YOUR GOAL: The answer should be each line of the records that contains the word "entrainment"; please copy them all.

EXERCISE MATERIALS:

- - - - - - -

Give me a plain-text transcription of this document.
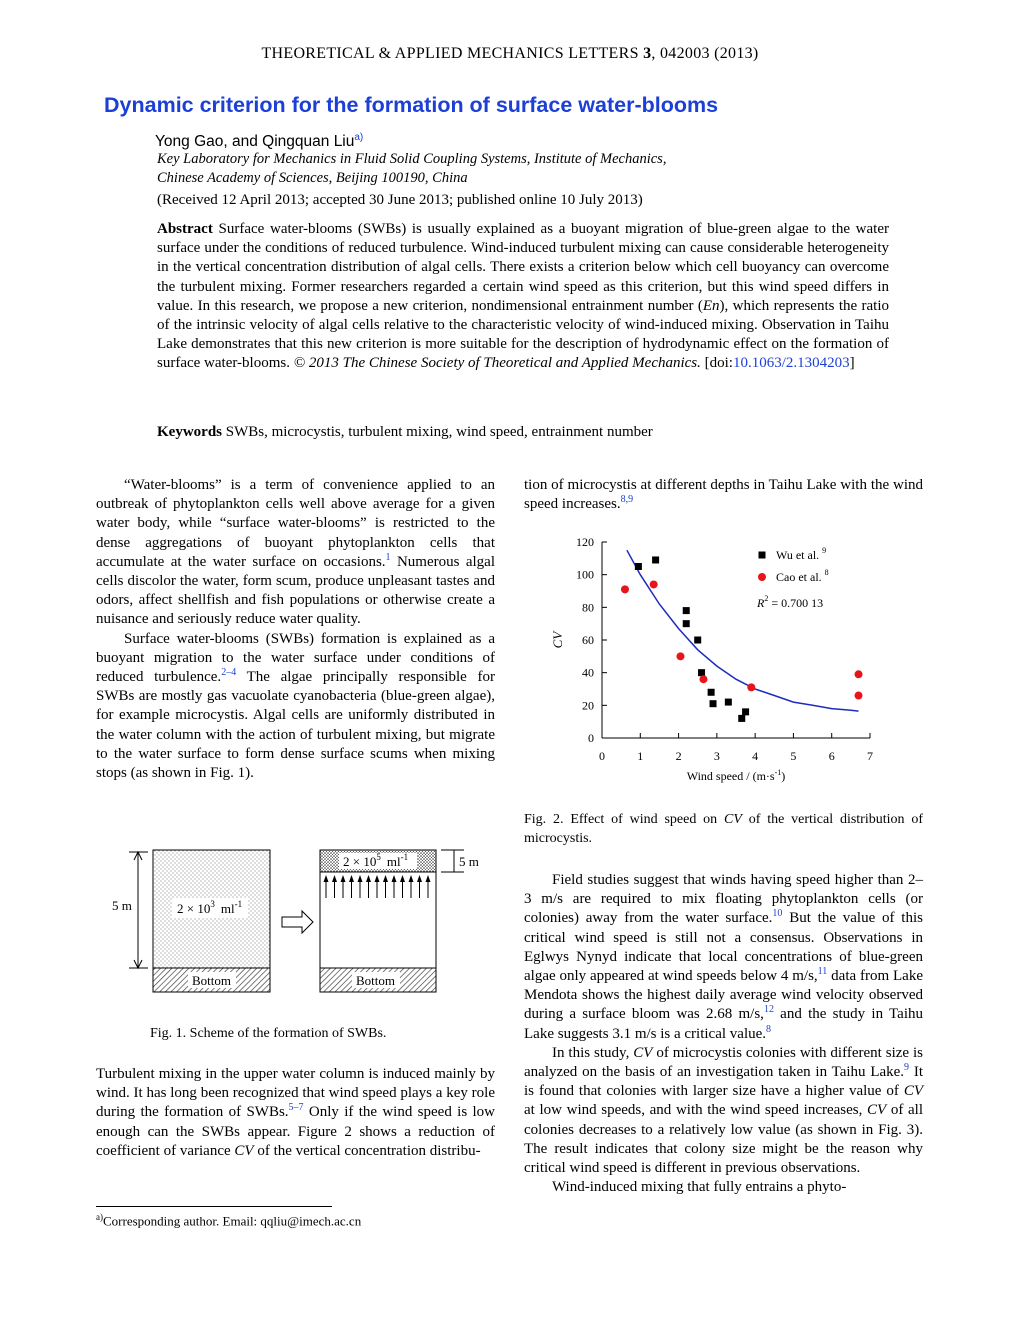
THEORETICAL & APPLIED MECHANICS LETTERS 3, 042003 (2013)
Dynamic criterion for the formation of surface water-blooms
Yong Gao, and Qingquan Liu$^{a)}$
Key Laboratory for Mechanics in Fluid Solid Coupling Systems, Institute of Mechanics,
Chinese Academy of Sciences, Beijing 100190, China
(Received 12 April 2013; accepted 30 June 2013; published online 10 July 2013)
Abstract Surface water-blooms (SWBs) is usually explained as a buoyant migration of blue-green algae to the water surface under the conditions of reduced turbulence. Wind-induced turbulent mixing can cause considerable heterogeneity in the vertical concentration distribution of algal cells. There exists a criterion below which cell buoyancy can overcome the turbulent mixing. Former researchers regarded a certain wind speed as this criterion, but this wind speed differs in value. In this research, we propose a new criterion, nondimensional entrainment number (En), which represents the ratio of the intrinsic velocity of algal cells relative to the characteristic velocity of wind-induced mixing. Observation in Taihu Lake demonstrates that this new criterion is more suitable for the description of hydrodynamic effect on the formation of surface water-blooms. © 2013 The Chinese Society of Theoretical and Applied Mechanics. [doi:10.1063/2.1304203]
Keywords SWBs, microcystis, turbulent mixing, wind speed, entrainment number

“Water-blooms” is a term of convenience applied to an outbreak of phytoplankton cells well above average for a given water body, while “surface water-blooms” is restricted to the dense aggregations of buoyant phytoplankton cells that accumulate at the water surface on occasions.$^1$ Numerous algal cells discolor the water, form scum, produce unpleasant tastes and odors, affect shellfish and fish populations or otherwise create a nuisance and seriously reduce water quality.

Surface water-blooms (SWBs) formation is explained as a buoyant migration to the water surface under conditions of reduced turbulence.$^{2-4}$ The algae principally responsible for SWBs are mostly gas vacuolate cyanobacteria (blue-green algae), for example microcystis. Algal cells are uniformly distributed in the water column with the action of turbulent mixing, but migrate to the water surface to form dense surface scums when mixing stops (as shown in Fig. 1).

5 m	$2 \times 10^3$ $ml^{-1}$
Bottom
$2 \times 10^5$ $ml^{-1}$
Bottom
5 m
Fig. 1. Scheme of the formation of SWBs.

Turbulent mixing in the upper water column is induced mainly by wind. It has long been recognized that wind speed plays a key role during the formation of SWBs.$^{5-7}$ Only if the wind speed is low enough can the SWBs appear. Figure 2 shows a reduction of coefficient of variance CV of the vertical concentration distribu-

$^{a)}$Corresponding author. Email: qqliu@imech.ac.cn

tion of microcystis at different depths in Taihu Lake with the wind speed increases.$^{8,9}$

0
20
40
60
80
100
120
0	1	2	3	4	5	6	7
CV
Wind speed / $(m\cdot s^{-1})$
Wu et al. $^9$
Cao et al. $^8$
$R^2 = 0.700$ 13
Fig. 2. Effect of wind speed on CV of the vertical distribution of microcystis.

Field studies suggest that winds having speed higher than 2–3 m/s are required to mix floating phytoplankton cells (or colonies) away from the water surface.$^{10}$ But the value of this critical wind speed is still not a consensus. Observations in Eglwys Nynyd indicate that local concentrations of blue-green algae only appeared at wind speeds below 4 m/s,$^{11}$ data from Lake Mendota shows the highest daily average wind velocity observed during a surface bloom was 2.68 m/s,$^{12}$ and the study in Taihu Lake suggests 3.1 m/s is a critical value.$^8$

In this study, CV of microcystis colonies with different size is analyzed on the basis of an investigation taken in Taihu Lake.$^9$ It is found that colonies with larger size have a higher value of CV at low wind speeds, and with the wind speed increases, CV of all colonies decreases to a relatively low value (as shown in Fig. 3). The result indicates that colony size might be the reason why critical wind speed is different in previous observations.

Wind-induced mixing that fully entrains a phyto-
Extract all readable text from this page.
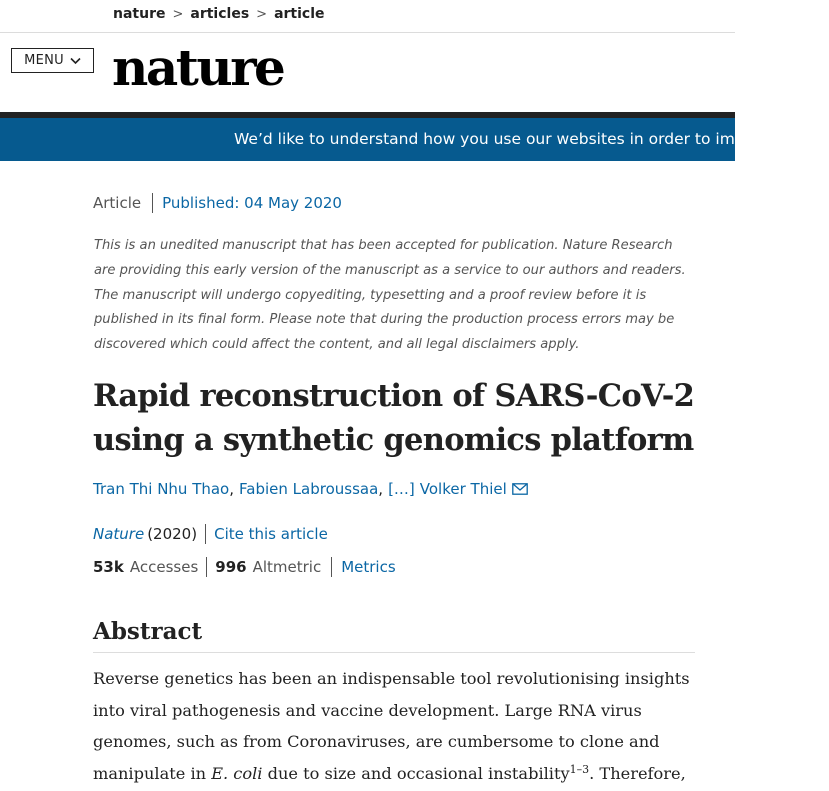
nature > articles > article
MENU nature
We’d like to understand how you use our websites in order to improve them.
Article Published: 04 May 2020

This is an unedited manuscript that has been accepted for publication. Nature Research are providing this early version of the manuscript as a service to our authors and readers. The manuscript will undergo copyediting, typesetting and a proof review before it is published in its final form. Please note that during the production process errors may be discovered which could affect the content, and all legal disclaimers apply.

Rapid reconstruction of SARS-CoV-2 using a synthetic genomics platform
Tran Thi Nhu Thao , Fabien Labroussaa , […] Volker Thiel
Nature (2020) Cite this article
53k Accesses 996 Altmetric Metrics
Abstract

Reverse genetics has been an indispensable tool revolutionising insights into viral pathogenesis and vaccine development. Large RNA virus genomes, such as from Coronaviruses, are cumbersome to clone and manipulate in E. coli due to size and occasional instability$^{1-3}$. Therefore,
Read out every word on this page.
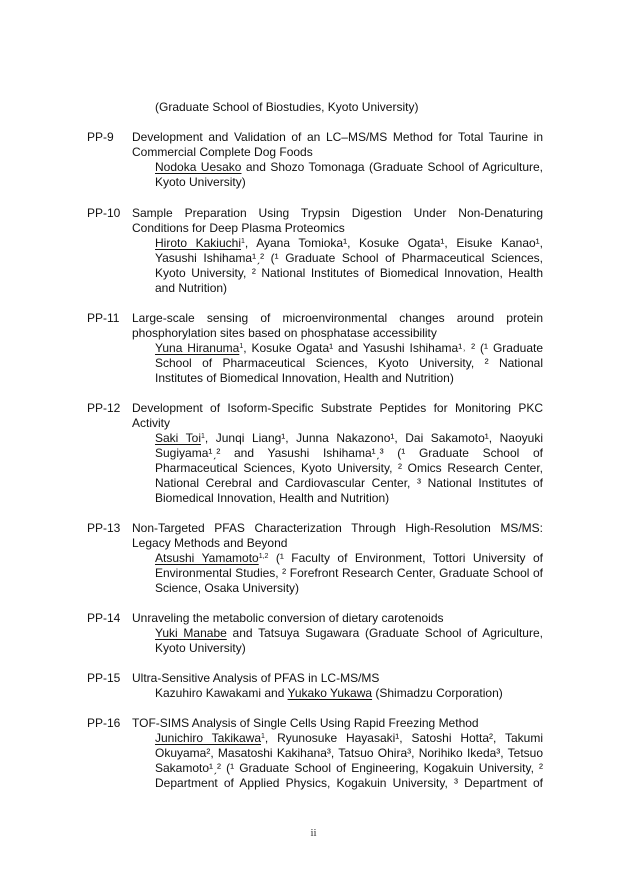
(Graduate School of Biostudies, Kyoto University)
PP-9	Development and Validation of an LC–MS/MS Method for Total Taurine in Commercial Complete Dog Foods
Nodoka Uesako and Shozo Tomonaga (Graduate School of Agriculture, Kyoto University)
PP-10 Sample Preparation Using Trypsin Digestion Under Non-Denaturing Conditions for Deep Plasma Proteomics
Hiroto Kakiuchi$^1$, Ayana Tomioka¹, Kosuke Ogata¹, Eisuke Kanao¹, Yasushi Ishihama¹ˏ² (¹ Graduate School of Pharmaceutical Sciences, Kyoto University, ² National Institutes of Biomedical Innovation, Health and Nutrition)
PP-11	Large-scale sensing of microenvironmental changes around protein phosphorylation sites based on phosphatase accessibility
Yuna Hiranuma$^1$, Kosuke Ogata¹ and Yasushi Ishihama¹˒ ² (¹ Graduate School of Pharmaceutical Sciences, Kyoto University, ² National Institutes of Biomedical Innovation, Health and Nutrition)
PP-12 Development of Isoform-Specific Substrate Peptides for Monitoring PKC Activity
Saki Toi$^1$, Junqi Liang¹, Junna Nakazono¹, Dai Sakamoto¹, Naoyuki Sugiyama¹ˏ² and Yasushi Ishihama¹ˏ³ (¹ Graduate School of Pharmaceutical Sciences, Kyoto University, ² Omics Research Center, National Cerebral and Cardiovascular Center, ³ National Institutes of Biomedical Innovation, Health and Nutrition)
PP-13 Non-Targeted PFAS Characterization Through High-Resolution MS/MS: Legacy Methods and Beyond
Atsushi Yamamoto$^{1,2}$ (¹ Faculty of Environment, Tottori University of Environmental Studies, ² Forefront Research Center, Graduate School of Science, Osaka University)
PP-14 Unraveling the metabolic conversion of dietary carotenoids
Yuki Manabe and Tatsuya Sugawara (Graduate School of Agriculture, Kyoto University)
PP-15 Ultra-Sensitive Analysis of PFAS in LC-MS/MS
Kazuhiro Kawakami and Yukako Yukawa (Shimadzu Corporation)
PP-16 TOF-SIMS Analysis of Single Cells Using Rapid Freezing Method
Junichiro Takikawa$^1$, Ryunosuke Hayasaki¹, Satoshi Hotta², Takumi Okuyama², Masatoshi Kakihana³, Tatsuo Ohira³, Norihiko Ikeda³, Tetsuo Sakamoto¹ˏ² (¹ Graduate School of Engineering, Kogakuin University, ² Department of Applied Physics, Kogakuin University, ³ Department of
ii
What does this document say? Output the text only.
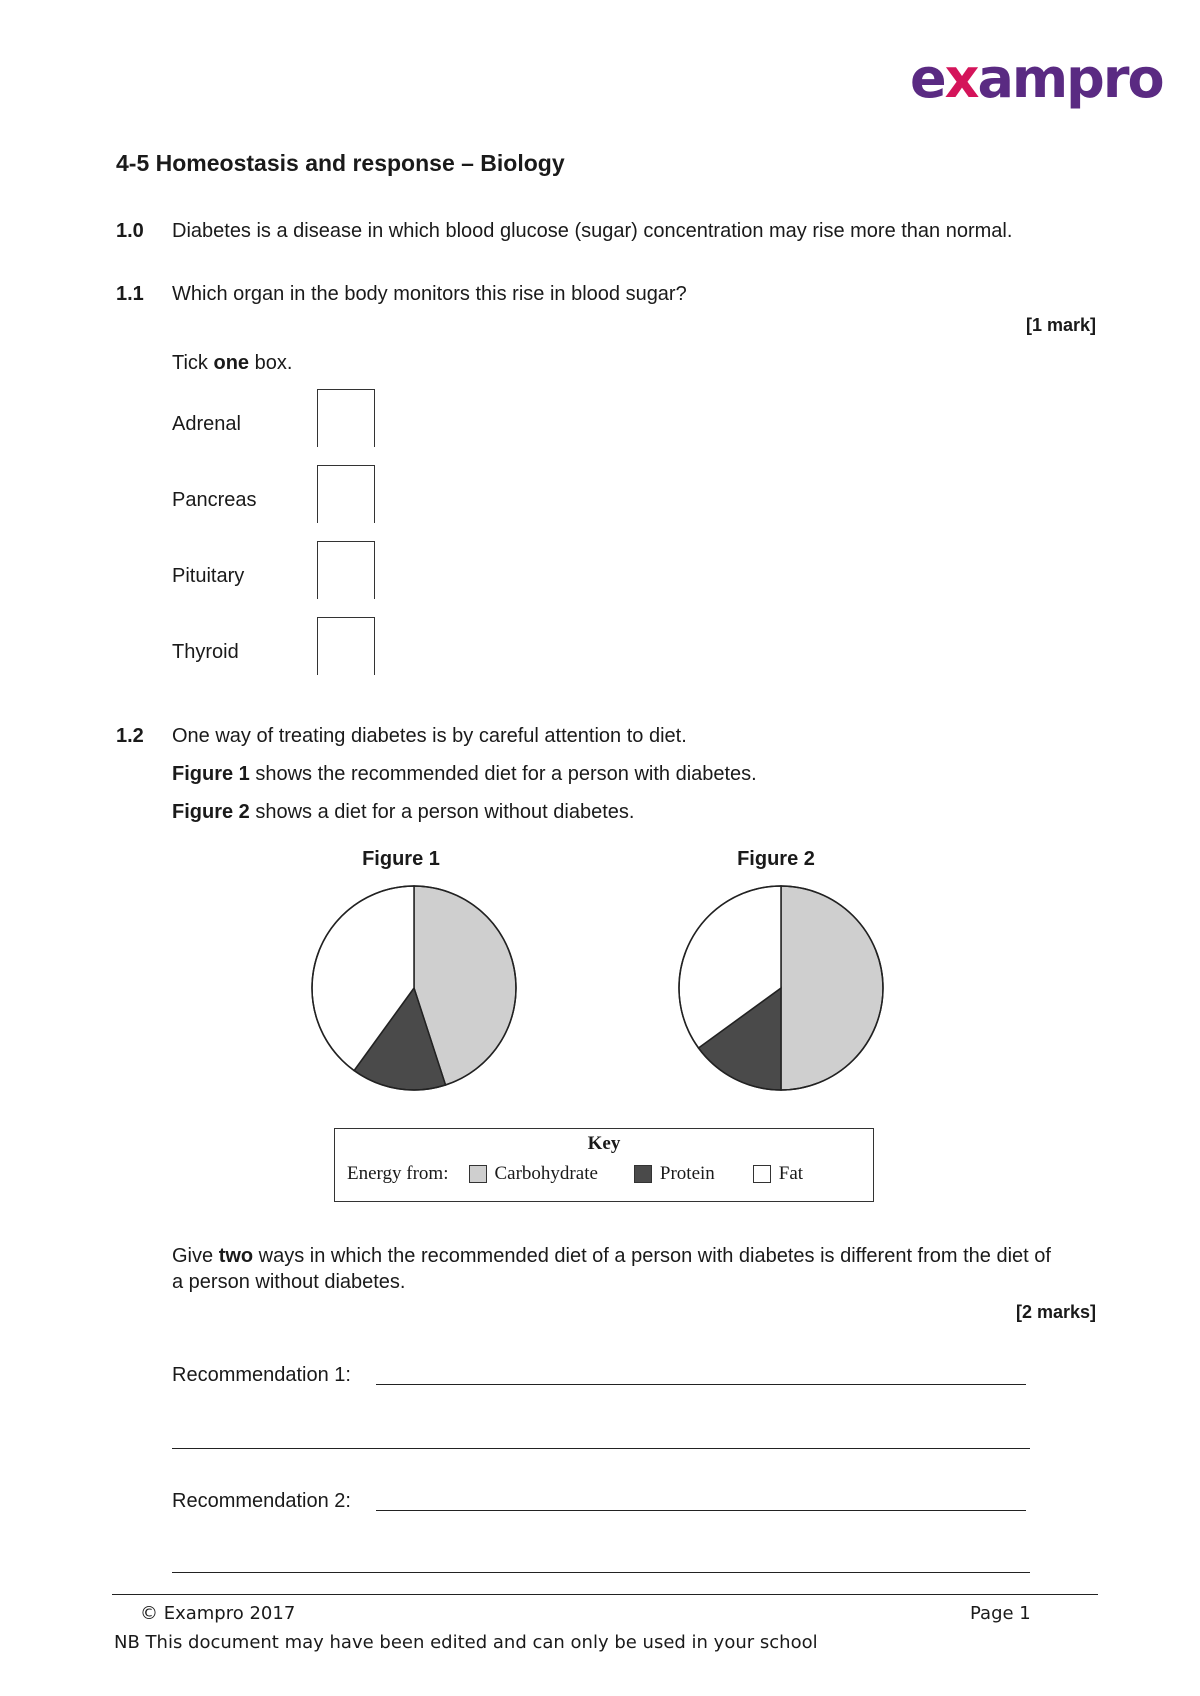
exampro
4-5 Homeostasis and response – Biology
1.0 Diabetes is a disease in which blood glucose (sugar) concentration may rise more than normal.
1.1 Which organ in the body monitors this rise in blood sugar?
[1 mark]
Tick one box.
Adrenal
Pancreas
Pituitary
Thyroid
1.2 One way of treating diabetes is by careful attention to diet.
Figure 1 shows the recommended diet for a person with diabetes.
Figure 2 shows a diet for a person without diabetes.
Figure 1	Figure 2
Key
Energy from: Carbohydrate	Protein	Fat
Give two ways in which the recommended diet of a person with diabetes is different from the diet of a person without diabetes.
[2 marks]
Recommendation 1:
Recommendation 2:
© Exampro 2017	Page 1
NB This document may have been edited and can only be used in your school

- - - - - - -

ANSWER TO THE PROBLEM:
Abstract Surface water-blooms (SWBs) is usually explained as a buoyant migration of blue-green algae to the water surface under the conditions of reduced turbulence. Wind-induced turbulent mixing can cause considerable heterogeneity in the vertical concentration distribution of algal cells. There exists a criterion below which cell buoyancy can overcome the turbulent mixing. Former researchers regarded a certain wind speed as this criterion, but this wind speed differs in value. In this research, we propose a new criterion, nondimensional entrainment number (En), which represents the ratio of the intrinsic velocity of algal cells relative to the characteristic velocity of wind-induced mixing. Observation in Taihu Lake demonstrates that this new criterion is more suitable for the description of hydrodynamic effect on the formation of surface water-blooms. © 2013 The Chinese Society of Theoretical and Applied Mechanics. [doi:10.1063/2.1304203]
Keywords SWBs, microcystis, turbulent mixing, wind speed, entrainment number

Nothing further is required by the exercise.